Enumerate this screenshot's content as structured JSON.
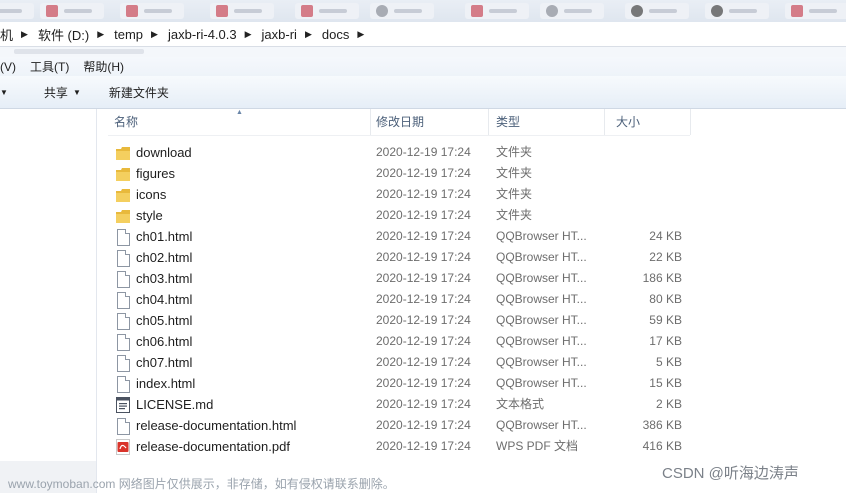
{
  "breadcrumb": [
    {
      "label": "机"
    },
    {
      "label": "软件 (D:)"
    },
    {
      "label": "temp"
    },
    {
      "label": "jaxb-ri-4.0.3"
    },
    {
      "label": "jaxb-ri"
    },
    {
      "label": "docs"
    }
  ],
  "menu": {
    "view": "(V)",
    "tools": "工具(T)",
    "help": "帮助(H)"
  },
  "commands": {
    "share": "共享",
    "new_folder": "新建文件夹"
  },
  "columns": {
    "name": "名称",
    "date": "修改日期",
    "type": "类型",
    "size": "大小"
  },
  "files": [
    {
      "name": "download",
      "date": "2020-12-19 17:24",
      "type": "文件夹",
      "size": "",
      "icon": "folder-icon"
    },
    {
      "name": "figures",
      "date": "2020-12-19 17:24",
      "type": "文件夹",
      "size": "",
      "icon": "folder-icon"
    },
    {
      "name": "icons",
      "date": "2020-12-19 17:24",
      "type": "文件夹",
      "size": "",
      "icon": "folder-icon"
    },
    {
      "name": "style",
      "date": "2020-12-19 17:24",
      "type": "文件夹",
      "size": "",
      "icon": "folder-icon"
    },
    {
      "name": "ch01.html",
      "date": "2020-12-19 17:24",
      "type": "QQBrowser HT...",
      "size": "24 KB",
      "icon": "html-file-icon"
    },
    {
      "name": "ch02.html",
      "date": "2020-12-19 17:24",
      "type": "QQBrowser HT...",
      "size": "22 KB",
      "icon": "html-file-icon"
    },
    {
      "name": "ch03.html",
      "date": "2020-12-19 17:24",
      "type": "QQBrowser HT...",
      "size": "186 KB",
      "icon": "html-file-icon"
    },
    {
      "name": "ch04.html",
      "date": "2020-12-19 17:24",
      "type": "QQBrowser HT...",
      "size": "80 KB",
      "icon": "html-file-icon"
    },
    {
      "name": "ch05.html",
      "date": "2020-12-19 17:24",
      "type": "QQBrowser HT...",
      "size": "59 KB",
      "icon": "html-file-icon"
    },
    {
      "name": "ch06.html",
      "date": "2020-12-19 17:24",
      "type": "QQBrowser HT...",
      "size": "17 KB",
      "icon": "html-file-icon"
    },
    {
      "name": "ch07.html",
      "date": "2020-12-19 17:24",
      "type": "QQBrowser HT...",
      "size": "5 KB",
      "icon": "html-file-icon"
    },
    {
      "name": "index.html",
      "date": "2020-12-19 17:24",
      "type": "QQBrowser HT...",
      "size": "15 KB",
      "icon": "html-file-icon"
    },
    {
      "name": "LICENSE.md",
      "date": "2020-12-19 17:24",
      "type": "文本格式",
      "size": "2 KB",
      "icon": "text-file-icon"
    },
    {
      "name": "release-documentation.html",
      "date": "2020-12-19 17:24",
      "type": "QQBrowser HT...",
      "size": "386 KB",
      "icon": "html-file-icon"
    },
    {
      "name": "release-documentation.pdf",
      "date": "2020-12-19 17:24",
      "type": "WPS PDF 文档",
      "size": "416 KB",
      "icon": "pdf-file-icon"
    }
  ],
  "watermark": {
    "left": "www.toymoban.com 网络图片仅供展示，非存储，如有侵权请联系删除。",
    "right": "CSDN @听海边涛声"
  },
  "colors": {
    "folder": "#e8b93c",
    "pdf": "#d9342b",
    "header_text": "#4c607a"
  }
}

══════════════════════════════

— Your objective —
Reproduce the records verbatim, omitting all images they contain.

— Task result —
Enumerate this screenshot's content as structured JSON.
{
  "breadcrumb": [
    {
      "label": "机"
    },
    {
      "label": "软件 (D:)"
    },
    {
      "label": "temp"
    },
    {
      "label": "jaxb-ri-4.0.3"
    },
    {
      "label": "jaxb-ri"
    },
    {
      "label": "docs"
    }
  ],
  "menu": {
    "view": "(V)",
    "tools": "工具(T)",
    "help": "帮助(H)"
  },
  "commands": {
    "share": "共享",
    "new_folder": "新建文件夹"
  },
  "columns": {
    "name": "名称",
    "date": "修改日期",
    "type": "类型",
    "size": "大小"
  },
  "files": [
    {
      "name": "download",
      "date": "2020-12-19 17:24",
      "type": "文件夹",
      "size": "",
      "icon": "folder-icon"
    },
    {
      "name": "figures",
      "date": "2020-12-19 17:24",
      "type": "文件夹",
      "size": "",
      "icon": "folder-icon"
    },
    {
      "name": "icons",
      "date": "2020-12-19 17:24",
      "type": "文件夹",
      "size": "",
      "icon": "folder-icon"
    },
    {
      "name": "style",
      "date": "2020-12-19 17:24",
      "type": "文件夹",
      "size": "",
      "icon": "folder-icon"
    },
    {
      "name": "ch01.html",
      "date": "2020-12-19 17:24",
      "type": "QQBrowser HT...",
      "size": "24 KB",
      "icon": "html-file-icon"
    },
    {
      "name": "ch02.html",
      "date": "2020-12-19 17:24",
      "type": "QQBrowser HT...",
      "size": "22 KB",
      "icon": "html-file-icon"
    },
    {
      "name": "ch03.html",
      "date": "2020-12-19 17:24",
      "type": "QQBrowser HT...",
      "size": "186 KB",
      "icon": "html-file-icon"
    },
    {
      "name": "ch04.html",
      "date": "2020-12-19 17:24",
      "type": "QQBrowser HT...",
      "size": "80 KB",
      "icon": "html-file-icon"
    },
    {
      "name": "ch05.html",
      "date": "2020-12-19 17:24",
      "type": "QQBrowser HT...",
      "size": "59 KB",
      "icon": "html-file-icon"
    },
    {
      "name": "ch06.html",
      "date": "2020-12-19 17:24",
      "type": "QQBrowser HT...",
      "size": "17 KB",
      "icon": "html-file-icon"
    },
    {
      "name": "ch07.html",
      "date": "2020-12-19 17:24",
      "type": "QQBrowser HT...",
      "size": "5 KB",
      "icon": "html-file-icon"
    },
    {
      "name": "index.html",
      "date": "2020-12-19 17:24",
      "type": "QQBrowser HT...",
      "size": "15 KB",
      "icon": "html-file-icon"
    },
    {
      "name": "LICENSE.md",
      "date": "2020-12-19 17:24",
      "type": "文本格式",
      "size": "2 KB",
      "icon": "text-file-icon"
    },
    {
      "name": "release-documentation.html",
      "date": "2020-12-19 17:24",
      "type": "QQBrowser HT...",
      "size": "386 KB",
      "icon": "html-file-icon"
    },
    {
      "name": "release-documentation.pdf",
      "date": "2020-12-19 17:24",
      "type": "WPS PDF 文档",
      "size": "416 KB",
      "icon": "pdf-file-icon"
    }
  ],
  "watermark": {
    "left": "www.toymoban.com 网络图片仅供展示，非存储，如有侵权请联系删除。",
    "right": "CSDN @听海边涛声"
  },
  "colors": {
    "folder": "#e8b93c",
    "pdf": "#d9342b",
    "header_text": "#4c607a"
  }
}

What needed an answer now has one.